EXERCISE DIRECTIONS
Check each line of the material below for "войны", then copy the ones that contain it.

INPUT RECORDS

--- START ---

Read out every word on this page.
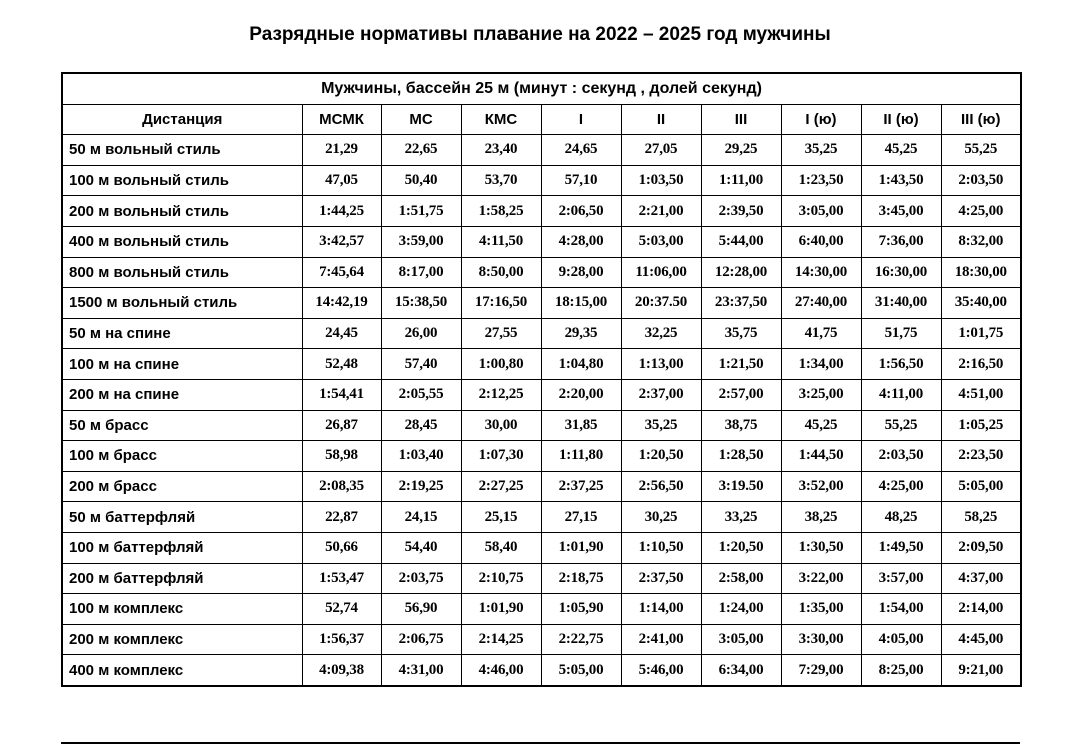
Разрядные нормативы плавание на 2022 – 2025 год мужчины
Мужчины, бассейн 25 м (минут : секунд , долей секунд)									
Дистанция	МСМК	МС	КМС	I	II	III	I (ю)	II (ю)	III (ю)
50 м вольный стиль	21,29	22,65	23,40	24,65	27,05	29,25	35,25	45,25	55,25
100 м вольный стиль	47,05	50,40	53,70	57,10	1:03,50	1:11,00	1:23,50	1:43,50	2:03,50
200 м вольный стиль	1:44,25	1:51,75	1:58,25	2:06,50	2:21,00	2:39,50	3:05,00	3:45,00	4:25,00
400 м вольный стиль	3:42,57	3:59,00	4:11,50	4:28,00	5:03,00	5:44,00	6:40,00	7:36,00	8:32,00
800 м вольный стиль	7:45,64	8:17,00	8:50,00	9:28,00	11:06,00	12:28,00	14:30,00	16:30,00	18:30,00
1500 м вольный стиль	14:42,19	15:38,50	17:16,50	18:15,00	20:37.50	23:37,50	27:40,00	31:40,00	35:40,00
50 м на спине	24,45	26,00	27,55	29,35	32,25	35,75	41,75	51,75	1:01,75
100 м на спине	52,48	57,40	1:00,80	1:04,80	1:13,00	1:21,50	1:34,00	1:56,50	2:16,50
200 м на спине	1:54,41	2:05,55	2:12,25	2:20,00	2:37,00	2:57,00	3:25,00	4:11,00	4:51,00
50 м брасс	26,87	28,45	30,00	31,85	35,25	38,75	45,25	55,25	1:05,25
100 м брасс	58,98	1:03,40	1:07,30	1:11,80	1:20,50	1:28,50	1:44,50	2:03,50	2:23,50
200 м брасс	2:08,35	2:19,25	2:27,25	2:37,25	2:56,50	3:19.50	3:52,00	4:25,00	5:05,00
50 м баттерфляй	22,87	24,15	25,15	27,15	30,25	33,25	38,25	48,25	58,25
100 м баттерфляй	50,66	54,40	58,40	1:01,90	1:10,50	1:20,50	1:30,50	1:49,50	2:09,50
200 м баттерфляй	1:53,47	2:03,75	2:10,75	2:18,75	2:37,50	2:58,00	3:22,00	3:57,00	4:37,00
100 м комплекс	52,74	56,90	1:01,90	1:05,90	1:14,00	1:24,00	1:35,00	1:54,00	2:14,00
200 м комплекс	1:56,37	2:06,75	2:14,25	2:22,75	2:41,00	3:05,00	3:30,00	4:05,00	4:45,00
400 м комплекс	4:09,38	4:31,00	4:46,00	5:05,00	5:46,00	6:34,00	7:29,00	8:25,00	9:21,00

--- END ---
--- START ---

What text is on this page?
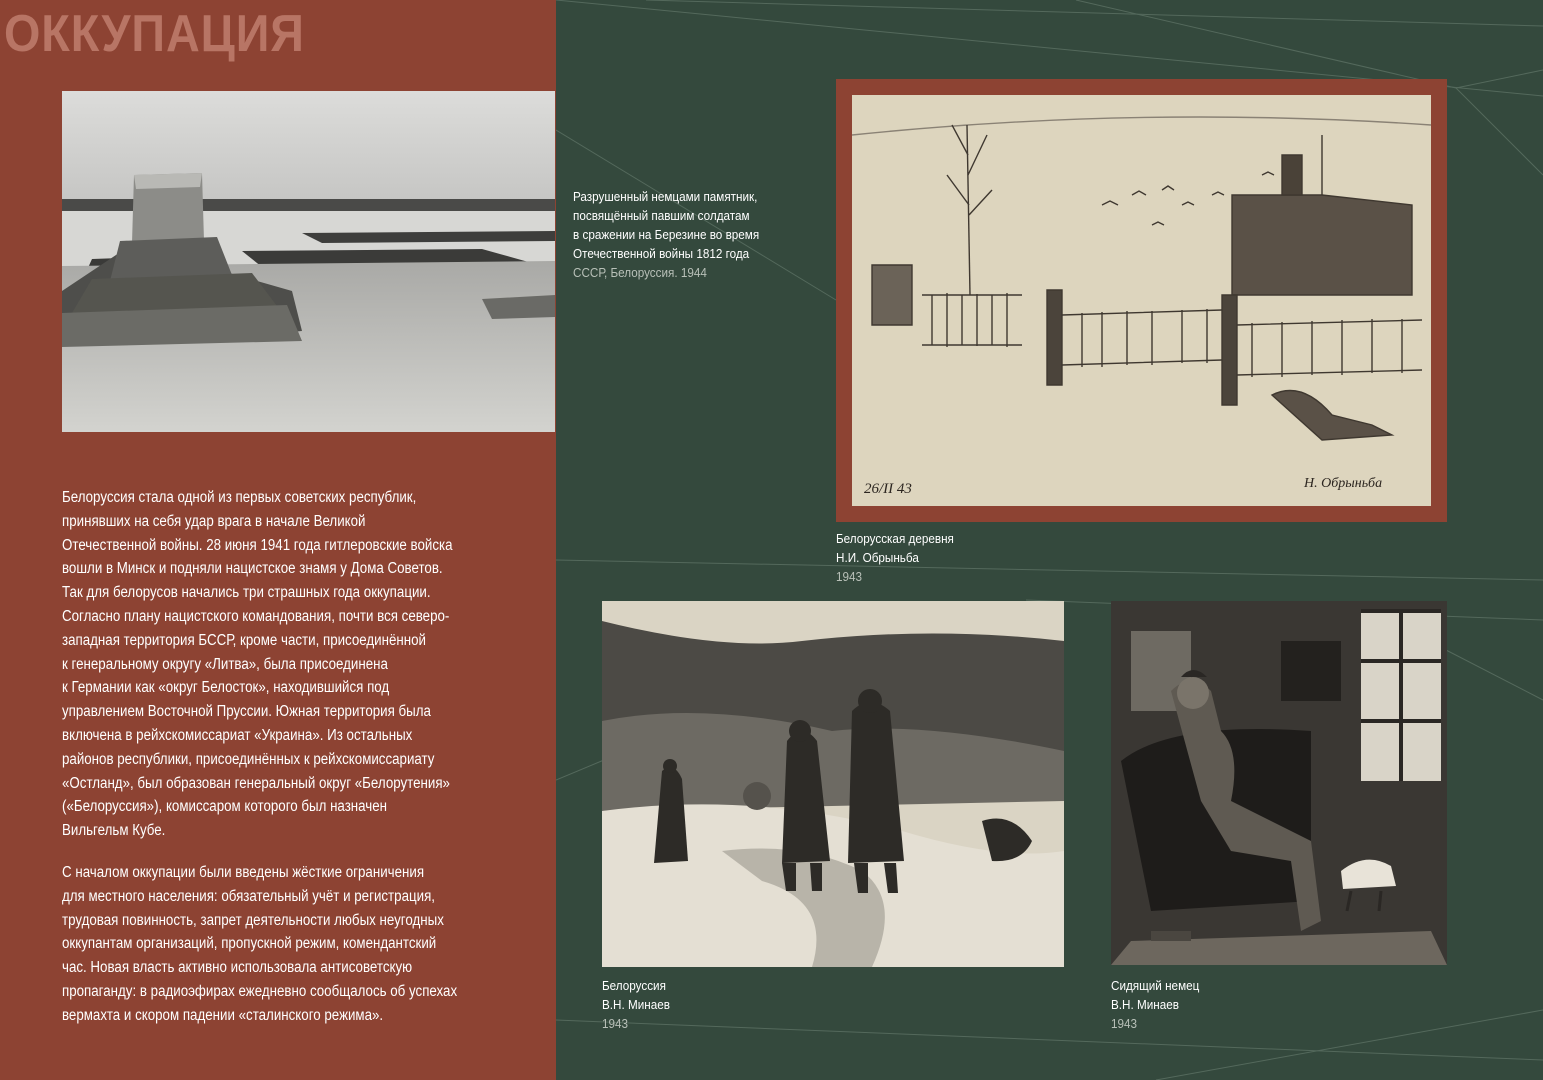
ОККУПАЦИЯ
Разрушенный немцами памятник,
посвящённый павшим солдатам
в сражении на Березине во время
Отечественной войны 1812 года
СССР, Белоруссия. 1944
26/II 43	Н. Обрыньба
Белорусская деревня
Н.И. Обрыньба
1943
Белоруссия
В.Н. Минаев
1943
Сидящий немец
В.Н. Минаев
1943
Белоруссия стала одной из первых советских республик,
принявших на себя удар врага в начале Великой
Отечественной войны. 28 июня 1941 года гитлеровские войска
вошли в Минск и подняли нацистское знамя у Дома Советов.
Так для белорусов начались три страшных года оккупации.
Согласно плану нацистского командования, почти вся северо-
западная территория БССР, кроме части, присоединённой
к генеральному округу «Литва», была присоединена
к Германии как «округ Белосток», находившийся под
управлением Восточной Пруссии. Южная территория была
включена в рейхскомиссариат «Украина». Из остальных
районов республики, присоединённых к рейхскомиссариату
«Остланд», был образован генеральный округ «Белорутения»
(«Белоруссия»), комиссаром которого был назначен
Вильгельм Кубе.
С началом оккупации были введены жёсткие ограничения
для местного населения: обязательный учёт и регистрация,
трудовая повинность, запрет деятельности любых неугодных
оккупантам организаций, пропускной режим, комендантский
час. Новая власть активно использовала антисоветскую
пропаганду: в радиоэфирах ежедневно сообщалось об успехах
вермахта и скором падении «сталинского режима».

--- END ---

EXERCISE RESULT
Отечественной войны 1812 года
Отечественной войны. 28 июня 1941 года гитлеровские войска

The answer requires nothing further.